Print the data exactly, leaving nothing out.

-*-*-

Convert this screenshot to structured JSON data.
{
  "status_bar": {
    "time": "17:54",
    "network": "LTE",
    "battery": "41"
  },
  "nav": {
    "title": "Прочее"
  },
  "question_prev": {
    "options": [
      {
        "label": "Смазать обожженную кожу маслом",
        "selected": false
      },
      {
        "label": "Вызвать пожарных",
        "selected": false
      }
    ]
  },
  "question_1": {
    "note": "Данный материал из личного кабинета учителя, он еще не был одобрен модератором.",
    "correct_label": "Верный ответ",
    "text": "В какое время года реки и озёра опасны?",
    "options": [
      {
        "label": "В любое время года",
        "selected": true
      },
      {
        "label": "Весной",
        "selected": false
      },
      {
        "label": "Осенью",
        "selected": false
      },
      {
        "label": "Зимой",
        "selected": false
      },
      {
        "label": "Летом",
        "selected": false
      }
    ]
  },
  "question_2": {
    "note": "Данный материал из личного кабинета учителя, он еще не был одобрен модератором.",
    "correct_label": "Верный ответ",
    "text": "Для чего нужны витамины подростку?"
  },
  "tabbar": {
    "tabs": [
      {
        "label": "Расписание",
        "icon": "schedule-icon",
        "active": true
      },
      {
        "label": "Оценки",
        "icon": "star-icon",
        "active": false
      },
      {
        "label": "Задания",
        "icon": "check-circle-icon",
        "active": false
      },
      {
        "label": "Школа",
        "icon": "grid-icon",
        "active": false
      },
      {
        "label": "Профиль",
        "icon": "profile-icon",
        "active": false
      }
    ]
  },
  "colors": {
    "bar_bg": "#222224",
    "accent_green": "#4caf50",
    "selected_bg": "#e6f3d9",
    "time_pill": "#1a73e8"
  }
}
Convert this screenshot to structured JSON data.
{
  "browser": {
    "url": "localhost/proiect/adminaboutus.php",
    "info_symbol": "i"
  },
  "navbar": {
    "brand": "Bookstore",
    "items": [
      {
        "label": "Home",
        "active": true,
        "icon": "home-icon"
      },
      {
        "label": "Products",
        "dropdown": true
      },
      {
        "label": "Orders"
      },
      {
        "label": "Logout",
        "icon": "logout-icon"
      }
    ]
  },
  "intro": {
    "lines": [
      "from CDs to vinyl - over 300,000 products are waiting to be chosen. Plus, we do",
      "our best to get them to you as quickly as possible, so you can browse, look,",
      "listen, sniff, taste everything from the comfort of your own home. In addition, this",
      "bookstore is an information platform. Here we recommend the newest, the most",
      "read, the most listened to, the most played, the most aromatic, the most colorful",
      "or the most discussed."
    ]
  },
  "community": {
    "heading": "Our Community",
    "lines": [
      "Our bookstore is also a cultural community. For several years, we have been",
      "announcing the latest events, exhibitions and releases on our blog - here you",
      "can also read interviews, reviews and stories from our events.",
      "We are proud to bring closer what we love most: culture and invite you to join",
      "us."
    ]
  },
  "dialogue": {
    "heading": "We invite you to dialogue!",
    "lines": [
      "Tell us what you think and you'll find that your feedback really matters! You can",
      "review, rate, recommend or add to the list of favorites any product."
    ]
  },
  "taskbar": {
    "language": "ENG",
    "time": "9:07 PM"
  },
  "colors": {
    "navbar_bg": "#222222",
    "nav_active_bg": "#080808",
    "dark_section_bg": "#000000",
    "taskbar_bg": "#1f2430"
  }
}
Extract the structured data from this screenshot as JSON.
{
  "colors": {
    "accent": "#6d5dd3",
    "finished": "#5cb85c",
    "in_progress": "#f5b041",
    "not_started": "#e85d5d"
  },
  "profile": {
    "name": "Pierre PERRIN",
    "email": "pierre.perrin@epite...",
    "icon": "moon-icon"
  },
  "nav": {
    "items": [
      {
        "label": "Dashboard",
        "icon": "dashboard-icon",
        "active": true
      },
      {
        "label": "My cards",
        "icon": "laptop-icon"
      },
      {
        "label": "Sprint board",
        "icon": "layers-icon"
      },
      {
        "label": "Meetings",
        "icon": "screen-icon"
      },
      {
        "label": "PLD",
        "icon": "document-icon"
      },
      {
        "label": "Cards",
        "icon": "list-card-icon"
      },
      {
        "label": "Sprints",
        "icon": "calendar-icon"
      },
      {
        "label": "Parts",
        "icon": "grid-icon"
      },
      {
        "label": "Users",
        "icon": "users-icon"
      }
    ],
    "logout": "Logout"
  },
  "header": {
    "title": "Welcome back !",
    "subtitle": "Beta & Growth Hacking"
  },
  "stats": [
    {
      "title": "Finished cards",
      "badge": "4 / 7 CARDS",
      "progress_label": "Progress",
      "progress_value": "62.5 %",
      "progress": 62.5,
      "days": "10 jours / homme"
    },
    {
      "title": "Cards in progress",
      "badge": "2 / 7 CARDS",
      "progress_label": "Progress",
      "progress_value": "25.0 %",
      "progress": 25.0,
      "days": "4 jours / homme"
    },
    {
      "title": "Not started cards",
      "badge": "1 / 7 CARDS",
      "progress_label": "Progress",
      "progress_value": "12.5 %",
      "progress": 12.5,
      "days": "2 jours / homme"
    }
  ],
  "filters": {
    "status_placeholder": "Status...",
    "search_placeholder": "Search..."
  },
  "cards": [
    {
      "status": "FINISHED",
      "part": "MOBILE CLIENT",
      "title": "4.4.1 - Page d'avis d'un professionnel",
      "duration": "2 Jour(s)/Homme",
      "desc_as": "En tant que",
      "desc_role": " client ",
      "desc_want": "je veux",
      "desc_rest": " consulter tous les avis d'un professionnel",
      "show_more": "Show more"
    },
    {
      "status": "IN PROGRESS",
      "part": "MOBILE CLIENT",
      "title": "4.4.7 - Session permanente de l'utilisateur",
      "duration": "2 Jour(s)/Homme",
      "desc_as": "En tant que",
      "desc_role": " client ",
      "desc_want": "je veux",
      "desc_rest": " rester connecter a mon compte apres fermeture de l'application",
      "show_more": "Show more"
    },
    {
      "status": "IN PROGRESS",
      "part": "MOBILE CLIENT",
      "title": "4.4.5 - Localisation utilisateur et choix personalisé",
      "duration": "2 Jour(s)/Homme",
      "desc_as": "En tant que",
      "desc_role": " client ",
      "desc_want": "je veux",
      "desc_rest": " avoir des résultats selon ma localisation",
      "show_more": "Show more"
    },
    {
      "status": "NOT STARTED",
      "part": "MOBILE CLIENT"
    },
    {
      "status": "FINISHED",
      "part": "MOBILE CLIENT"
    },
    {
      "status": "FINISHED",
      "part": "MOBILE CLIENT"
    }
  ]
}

-*-*-

- **Solved problem**
Convert this screenshot to structured JSON data.
{
  "status_bar": {
    "time": "17:54",
    "network": "LTE",
    "battery": "41"
  },
  "nav": {
    "title": "Прочее"
  },
  "question_prev": {
    "options": [
      {
        "label": "Смазать обожженную кожу маслом",
        "selected": false
      },
      {
        "label": "Вызвать пожарных",
        "selected": false
      }
    ]
  },
  "question_1": {
    "note": "Данный материал из личного кабинета учителя, он еще не был одобрен модератором.",
    "correct_label": "Верный ответ",
    "text": "В какое время года реки и озёра опасны?",
    "options": [
      {
        "label": "В любое время года",
        "selected": true
      },
      {
        "label": "Весной",
        "selected": false
      },
      {
        "label": "Осенью",
        "selected": false
      },
      {
        "label": "Зимой",
        "selected": false
      },
      {
        "label": "Летом",
        "selected": false
      }
    ]
  },
  "question_2": {
    "note": "Данный материал из личного кабинета учителя, он еще не был одобрен модератором.",
    "correct_label": "Верный ответ",
    "text": "Для чего нужны витамины подростку?"
  },
  "tabbar": {
    "tabs": [
      {
        "label": "Расписание",
        "icon": "schedule-icon",
        "active": true
      },
      {
        "label": "Оценки",
        "icon": "star-icon",
        "active": false
      },
      {
        "label": "Задания",
        "icon": "check-circle-icon",
        "active": false
      },
      {
        "label": "Школа",
        "icon": "grid-icon",
        "active": false
      },
      {
        "label": "Профиль",
        "icon": "profile-icon",
        "active": false
      }
    ]
  },
  "colors": {
    "bar_bg": "#222224",
    "accent_green": "#4caf50",
    "selected_bg": "#e6f3d9",
    "time_pill": "#1a73e8"
  }
}
Convert this screenshot to structured JSON data.
{
  "browser": {
    "url": "localhost/proiect/adminaboutus.php",
    "info_symbol": "i"
  },
  "navbar": {
    "brand": "Bookstore",
    "items": [
      {
        "label": "Home",
        "active": true,
        "icon": "home-icon"
      },
      {
        "label": "Products",
        "dropdown": true
      },
      {
        "label": "Orders"
      },
      {
        "label": "Logout",
        "icon": "logout-icon"
      }
    ]
  },
  "intro": {
    "lines": [
      "from CDs to vinyl - over 300,000 products are waiting to be chosen. Plus, we do",
      "our best to get them to you as quickly as possible, so you can browse, look,",
      "listen, sniff, taste everything from the comfort of your own home. In addition, this",
      "bookstore is an information platform. Here we recommend the newest, the most",
      "read, the most listened to, the most played, the most aromatic, the most colorful",
      "or the most discussed."
    ]
  },
  "community": {
    "heading": "Our Community",
    "lines": [
      "Our bookstore is also a cultural community. For several years, we have been",
      "announcing the latest events, exhibitions and releases on our blog - here you",
      "can also read interviews, reviews and stories from our events.",
      "We are proud to bring closer what we love most: culture and invite you to join",
      "us."
    ]
  },
  "dialogue": {
    "heading": "We invite you to dialogue!",
    "lines": [
      "Tell us what you think and you'll find that your feedback really matters! You can",
      "review, rate, recommend or add to the list of favorites any product."
    ]
  },
  "taskbar": {
    "language": "ENG",
    "time": "9:07 PM"
  },
  "colors": {
    "navbar_bg": "#222222",
    "nav_active_bg": "#080808",
    "dark_section_bg": "#000000",
    "taskbar_bg": "#1f2430"
  }
}
Extract the structured data from this screenshot as JSON.
{
  "colors": {
    "accent": "#6d5dd3",
    "finished": "#5cb85c",
    "in_progress": "#f5b041",
    "not_started": "#e85d5d"
  },
  "profile": {
    "name": "Pierre PERRIN",
    "email": "pierre.perrin@epite...",
    "icon": "moon-icon"
  },
  "nav": {
    "items": [
      {
        "label": "Dashboard",
        "icon": "dashboard-icon",
        "active": true
      },
      {
        "label": "My cards",
        "icon": "laptop-icon"
      },
      {
        "label": "Sprint board",
        "icon": "layers-icon"
      },
      {
        "label": "Meetings",
        "icon": "screen-icon"
      },
      {
        "label": "PLD",
        "icon": "document-icon"
      },
      {
        "label": "Cards",
        "icon": "list-card-icon"
      },
      {
        "label": "Sprints",
        "icon": "calendar-icon"
      },
      {
        "label": "Parts",
        "icon": "grid-icon"
      },
      {
        "label": "Users",
        "icon": "users-icon"
      }
    ],
    "logout": "Logout"
  },
  "header": {
    "title": "Welcome back !",
    "subtitle": "Beta & Growth Hacking"
  },
  "stats": [
    {
      "title": "Finished cards",
      "badge": "4 / 7 CARDS",
      "progress_label": "Progress",
      "progress_value": "62.5 %",
      "progress": 62.5,
      "days": "10 jours / homme"
    },
    {
      "title": "Cards in progress",
      "badge": "2 / 7 CARDS",
      "progress_label": "Progress",
      "progress_value": "25.0 %",
      "progress": 25.0,
      "days": "4 jours / homme"
    },
    {
      "title": "Not started cards",
      "badge": "1 / 7 CARDS",
      "progress_label": "Progress",
      "progress_value": "12.5 %",
      "progress": 12.5,
      "days": "2 jours / homme"
    }
  ],
  "filters": {
    "status_placeholder": "Status...",
    "search_placeholder": "Search..."
  },
  "cards": [
    {
      "status": "FINISHED",
      "part": "MOBILE CLIENT",
      "title": "4.4.1 - Page d'avis d'un professionnel",
      "duration": "2 Jour(s)/Homme",
      "desc_as": "En tant que",
      "desc_role": " client ",
      "desc_want": "je veux",
      "desc_rest": " consulter tous les avis d'un professionnel",
      "show_more": "Show more"
    },
    {
      "status": "IN PROGRESS",
      "part": "MOBILE CLIENT",
      "title": "4.4.7 - Session permanente de l'utilisateur",
      "duration": "2 Jour(s)/Homme",
      "desc_as": "En tant que",
      "desc_role": " client ",
      "desc_want": "je veux",
      "desc_rest": " rester connecter a mon compte apres fermeture de l'application",
      "show_more": "Show more"
    },
    {
      "status": "IN PROGRESS",
      "part": "MOBILE CLIENT",
      "title": "4.4.5 - Localisation utilisateur et choix personalisé",
      "duration": "2 Jour(s)/Homme",
      "desc_as": "En tant que",
      "desc_role": " client ",
      "desc_want": "je veux",
      "desc_rest": " avoir des résultats selon ma localisation",
      "show_more": "Show more"
    },
    {
      "status": "NOT STARTED",
      "part": "MOBILE CLIENT"
    },
    {
      "status": "FINISHED",
      "part": "MOBILE CLIENT"
    },
    {
      "status": "FINISHED",
      "part": "MOBILE CLIENT"
    }
  ]
}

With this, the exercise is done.